[Records from a data source]
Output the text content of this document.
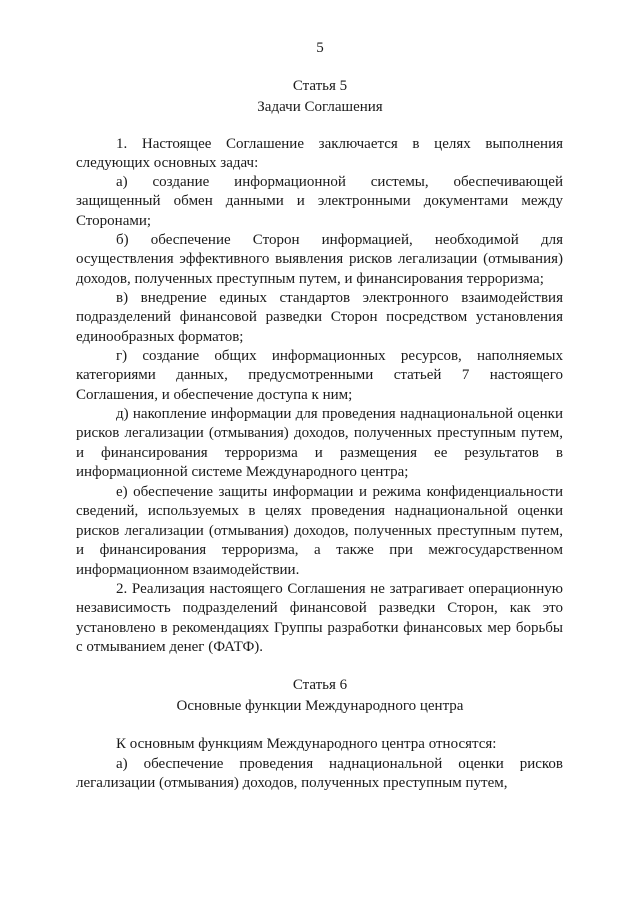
5
Статья 5
Задачи Соглашения

1. Настоящее Соглашение заключается в целях выполнения следующих основных задач:

а) создание информационной системы, обеспечивающей защищенный обмен данными и электронными документами между Сторонами;

б) обеспечение Сторон информацией, необходимой для осуществления эффективного выявления рисков легализации (отмывания) доходов, полученных преступным путем, и финансирования терроризма;

в) внедрение единых стандартов электронного взаимодействия подразделений финансовой разведки Сторон посредством установления единообразных форматов;

г) создание общих информационных ресурсов, наполняемых категориями данных, предусмотренными статьей 7 настоящего Соглашения, и обеспечение доступа к ним;

д) накопление информации для проведения наднациональной оценки рисков легализации (отмывания) доходов, полученных преступным путем, и финансирования терроризма и размещения ее результатов в информационной системе Международного центра;

е) обеспечение защиты информации и режима конфиденциальности сведений, используемых в целях проведения наднациональной оценки рисков легализации (отмывания) доходов, полученных преступным путем, и финансирования терроризма, а также при межгосударственном информационном взаимодействии.

2. Реализация настоящего Соглашения не затрагивает операционную независимость подразделений финансовой разведки Сторон, как это установлено в рекомендациях Группы разработки финансовых мер борьбы с отмыванием денег (ФАТФ).

Статья 6
Основные функции Международного центра

К основным функциям Международного центра относятся:

а) обеспечение проведения наднациональной оценки рисков легализации (отмывания) доходов, полученных преступным путем,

**Exercise task**
Transcribe the full listing above exactly as it stands, minus the pictures.

**Task output**
Output the text content of this document.
5
Статья 5
Задачи Соглашения

1. Настоящее Соглашение заключается в целях выполнения следующих основных задач:

а) создание информационной системы, обеспечивающей защищенный обмен данными и электронными документами между Сторонами;

б) обеспечение Сторон информацией, необходимой для осуществления эффективного выявления рисков легализации (отмывания) доходов, полученных преступным путем, и финансирования терроризма;

в) внедрение единых стандартов электронного взаимодействия подразделений финансовой разведки Сторон посредством установления единообразных форматов;

г) создание общих информационных ресурсов, наполняемых категориями данных, предусмотренными статьей 7 настоящего Соглашения, и обеспечение доступа к ним;

д) накопление информации для проведения наднациональной оценки рисков легализации (отмывания) доходов, полученных преступным путем, и финансирования терроризма и размещения ее результатов в информационной системе Международного центра;

е) обеспечение защиты информации и режима конфиденциальности сведений, используемых в целях проведения наднациональной оценки рисков легализации (отмывания) доходов, полученных преступным путем, и финансирования терроризма, а также при межгосударственном информационном взаимодействии.

2. Реализация настоящего Соглашения не затрагивает операционную независимость подразделений финансовой разведки Сторон, как это установлено в рекомендациях Группы разработки финансовых мер борьбы с отмыванием денег (ФАТФ).

Статья 6
Основные функции Международного центра

К основным функциям Международного центра относятся:

а) обеспечение проведения наднациональной оценки рисков легализации (отмывания) доходов, полученных преступным путем,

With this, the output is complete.